>> START
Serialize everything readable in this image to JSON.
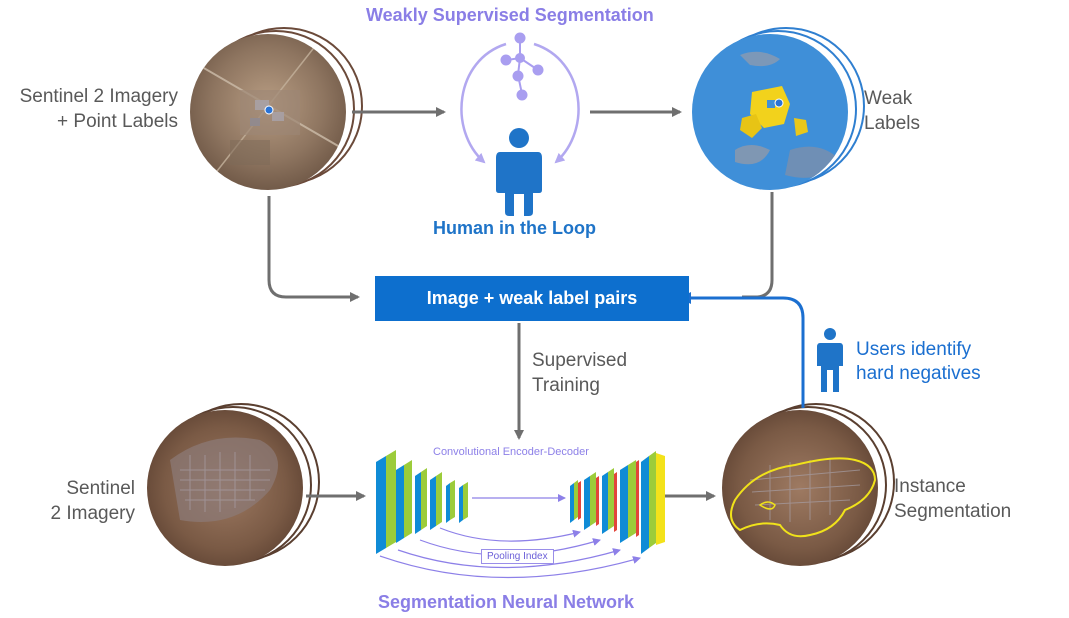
{
  "titles": {
    "top": "Weakly Supervised Segmentation",
    "human_loop": "Human in the Loop",
    "bottom": "Segmentation Neural Network"
  },
  "labels": {
    "sentinel_points_line1": "Sentinel 2 Imagery",
    "sentinel_points_line2": "+ Point Labels",
    "weak_line1": "Weak",
    "weak_line2": "Labels",
    "supervised_line1": "Supervised",
    "supervised_line2": "Training",
    "sentinel_line1": "Sentinel",
    "sentinel_line2": "2 Imagery",
    "instance_line1": "Instance",
    "instance_line2": "Segmentation",
    "users_line1": "Users identify",
    "users_line2": "hard negatives"
  },
  "center_box": "Image + weak label pairs",
  "encoder_decoder_label": "Convolutional Encoder-Decoder",
  "pooling_label": "Pooling Index",
  "colors": {
    "purple": "#8a7ee6",
    "blue": "#1f74c8",
    "box_blue": "#0d6fce",
    "arrow_gray": "#6f6f6f",
    "weak_label_blue": "#3f8fd8",
    "weak_label_yellow": "#f2d21c"
  },
  "icons": [
    "graph-icon",
    "person-icon",
    "cycle-arrows-icon",
    "satellite-image-icon"
  ]
}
>> END
[WORK TO COMPLETE]
Your task is to copy the entries in full and exactly, without any images.

[SOLUTION]
Serialize everything readable in this image to JSON.
{
  "titles": {
    "top": "Weakly Supervised Segmentation",
    "human_loop": "Human in the Loop",
    "bottom": "Segmentation Neural Network"
  },
  "labels": {
    "sentinel_points_line1": "Sentinel 2 Imagery",
    "sentinel_points_line2": "+ Point Labels",
    "weak_line1": "Weak",
    "weak_line2": "Labels",
    "supervised_line1": "Supervised",
    "supervised_line2": "Training",
    "sentinel_line1": "Sentinel",
    "sentinel_line2": "2 Imagery",
    "instance_line1": "Instance",
    "instance_line2": "Segmentation",
    "users_line1": "Users identify",
    "users_line2": "hard negatives"
  },
  "center_box": "Image + weak label pairs",
  "encoder_decoder_label": "Convolutional Encoder-Decoder",
  "pooling_label": "Pooling Index",
  "colors": {
    "purple": "#8a7ee6",
    "blue": "#1f74c8",
    "box_blue": "#0d6fce",
    "arrow_gray": "#6f6f6f",
    "weak_label_blue": "#3f8fd8",
    "weak_label_yellow": "#f2d21c"
  },
  "icons": [
    "graph-icon",
    "person-icon",
    "cycle-arrows-icon",
    "satellite-image-icon"
  ]
}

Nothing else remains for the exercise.